→ EXERCISE PROMPT: Find all lines in the records that include the word "ξηραίνεται", and copy them out.

begin AVAILABLE RECORDS

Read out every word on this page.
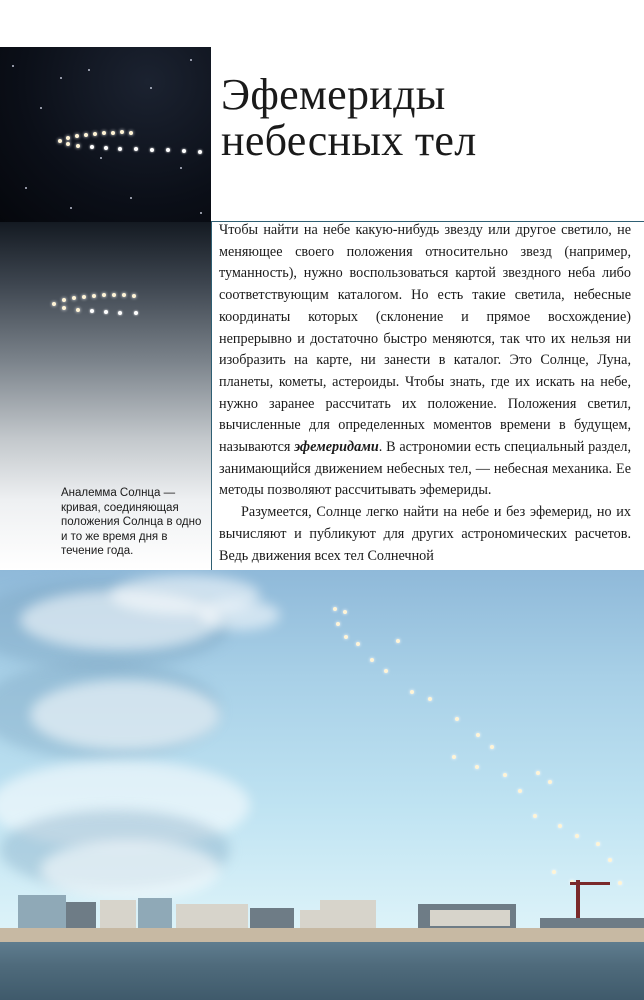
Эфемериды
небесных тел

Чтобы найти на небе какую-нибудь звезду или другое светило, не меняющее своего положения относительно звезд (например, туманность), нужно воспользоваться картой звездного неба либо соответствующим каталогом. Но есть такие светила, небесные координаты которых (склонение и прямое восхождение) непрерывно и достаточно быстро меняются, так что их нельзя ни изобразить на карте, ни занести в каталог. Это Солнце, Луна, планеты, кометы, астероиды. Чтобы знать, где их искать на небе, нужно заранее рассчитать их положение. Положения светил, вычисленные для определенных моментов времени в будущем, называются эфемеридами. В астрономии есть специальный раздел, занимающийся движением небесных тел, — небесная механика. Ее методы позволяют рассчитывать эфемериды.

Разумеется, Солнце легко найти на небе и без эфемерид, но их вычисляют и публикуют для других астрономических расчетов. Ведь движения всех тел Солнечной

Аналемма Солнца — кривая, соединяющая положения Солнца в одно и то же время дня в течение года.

end AVAILABLE RECORDS
begin AVAILABLE RECORDS

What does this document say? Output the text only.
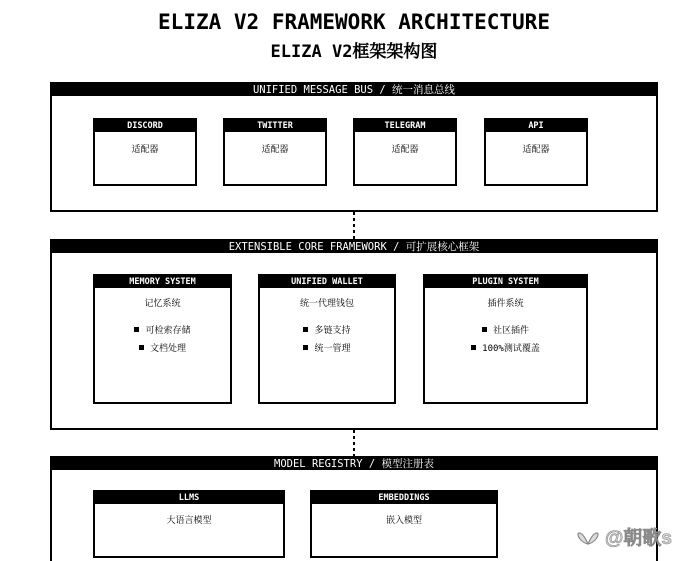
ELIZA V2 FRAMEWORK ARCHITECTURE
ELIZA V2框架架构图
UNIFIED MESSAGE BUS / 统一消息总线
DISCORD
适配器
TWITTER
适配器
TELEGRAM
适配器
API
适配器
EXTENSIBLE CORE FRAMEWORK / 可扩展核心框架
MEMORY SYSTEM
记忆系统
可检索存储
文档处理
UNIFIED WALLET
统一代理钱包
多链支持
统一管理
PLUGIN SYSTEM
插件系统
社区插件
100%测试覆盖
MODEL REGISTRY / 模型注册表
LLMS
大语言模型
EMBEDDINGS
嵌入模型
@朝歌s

end AVAILABLE RECORDS
begin AVAILABLE RECORDS

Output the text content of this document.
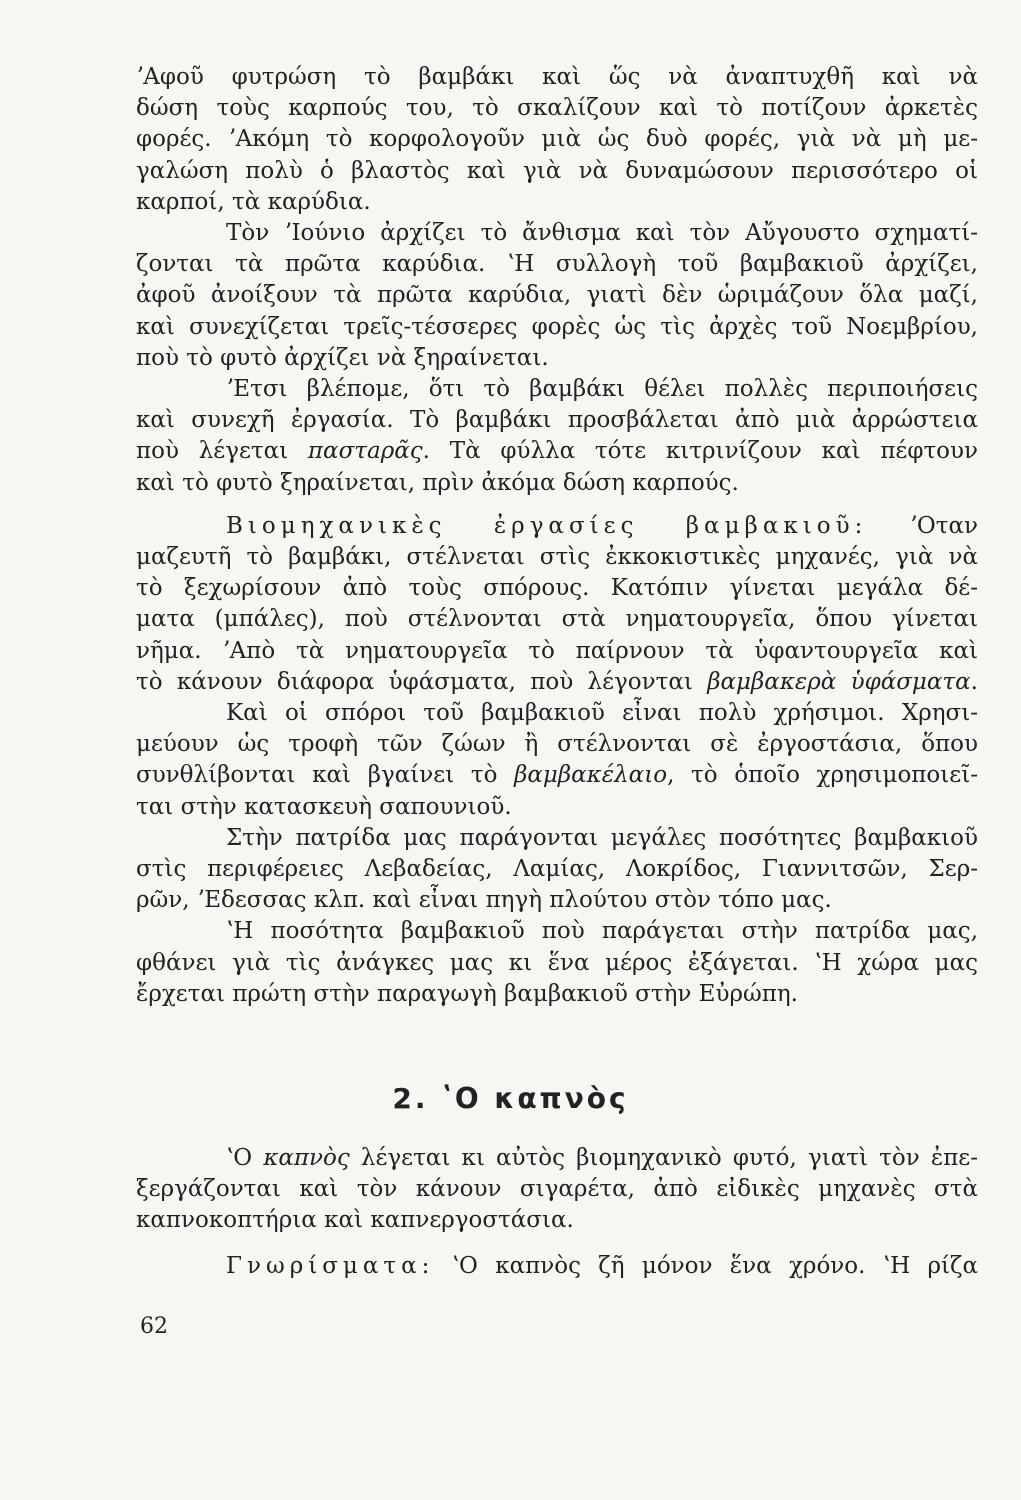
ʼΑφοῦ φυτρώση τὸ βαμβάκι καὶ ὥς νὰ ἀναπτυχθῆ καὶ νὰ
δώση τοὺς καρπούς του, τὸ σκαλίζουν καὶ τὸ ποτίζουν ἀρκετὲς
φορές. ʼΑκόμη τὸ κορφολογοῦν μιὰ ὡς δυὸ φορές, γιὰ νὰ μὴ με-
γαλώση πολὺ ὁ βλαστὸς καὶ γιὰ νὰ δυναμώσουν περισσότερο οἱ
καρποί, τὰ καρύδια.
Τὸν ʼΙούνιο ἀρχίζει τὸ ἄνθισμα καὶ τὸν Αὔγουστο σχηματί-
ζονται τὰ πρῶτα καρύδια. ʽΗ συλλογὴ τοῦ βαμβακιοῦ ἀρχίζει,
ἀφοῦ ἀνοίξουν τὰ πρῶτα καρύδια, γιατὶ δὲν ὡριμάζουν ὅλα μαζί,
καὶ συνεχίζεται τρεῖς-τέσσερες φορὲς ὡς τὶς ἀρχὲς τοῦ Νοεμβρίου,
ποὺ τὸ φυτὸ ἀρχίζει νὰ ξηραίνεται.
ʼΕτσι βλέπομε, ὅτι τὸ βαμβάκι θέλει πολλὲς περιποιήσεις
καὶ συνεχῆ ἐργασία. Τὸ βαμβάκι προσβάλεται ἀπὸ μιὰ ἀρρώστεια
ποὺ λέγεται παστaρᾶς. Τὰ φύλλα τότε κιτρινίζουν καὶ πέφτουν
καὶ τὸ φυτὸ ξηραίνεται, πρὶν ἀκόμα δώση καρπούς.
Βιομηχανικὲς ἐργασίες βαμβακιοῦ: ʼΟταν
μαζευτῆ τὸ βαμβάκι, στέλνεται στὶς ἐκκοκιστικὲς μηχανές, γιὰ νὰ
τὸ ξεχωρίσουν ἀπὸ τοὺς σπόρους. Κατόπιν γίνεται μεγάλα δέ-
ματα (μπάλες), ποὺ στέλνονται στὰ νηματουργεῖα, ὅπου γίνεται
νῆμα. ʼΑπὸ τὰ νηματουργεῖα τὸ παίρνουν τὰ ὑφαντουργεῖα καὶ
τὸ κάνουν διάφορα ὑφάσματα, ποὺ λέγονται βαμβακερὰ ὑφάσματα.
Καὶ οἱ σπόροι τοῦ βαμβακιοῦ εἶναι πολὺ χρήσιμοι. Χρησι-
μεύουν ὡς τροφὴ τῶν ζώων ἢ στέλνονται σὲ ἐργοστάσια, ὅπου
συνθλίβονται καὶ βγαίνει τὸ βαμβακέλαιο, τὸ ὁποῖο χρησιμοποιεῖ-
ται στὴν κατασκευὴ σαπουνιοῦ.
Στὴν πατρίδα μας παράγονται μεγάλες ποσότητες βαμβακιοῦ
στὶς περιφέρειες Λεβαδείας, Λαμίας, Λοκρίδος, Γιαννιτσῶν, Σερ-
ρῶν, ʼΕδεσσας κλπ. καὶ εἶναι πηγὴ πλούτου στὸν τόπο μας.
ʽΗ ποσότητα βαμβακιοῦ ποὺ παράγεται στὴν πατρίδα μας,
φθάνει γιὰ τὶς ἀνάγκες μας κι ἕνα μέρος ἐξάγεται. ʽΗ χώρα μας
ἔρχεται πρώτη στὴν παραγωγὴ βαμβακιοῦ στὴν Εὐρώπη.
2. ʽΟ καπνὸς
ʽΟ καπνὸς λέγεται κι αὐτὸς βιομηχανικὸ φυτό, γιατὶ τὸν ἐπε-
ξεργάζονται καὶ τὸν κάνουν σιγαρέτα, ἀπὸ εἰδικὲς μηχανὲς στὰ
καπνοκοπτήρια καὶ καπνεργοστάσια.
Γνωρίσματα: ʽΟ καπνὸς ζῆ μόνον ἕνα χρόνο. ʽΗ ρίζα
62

end AVAILABLE RECORDS

→ THE SOLUTION:
ποὺ τὸ φυτὸ ἀρχίζει νὰ ξηραίνεται.
καὶ τὸ φυτὸ ξηραίνεται, πρὶν ἀκόμα δώση καρπούς.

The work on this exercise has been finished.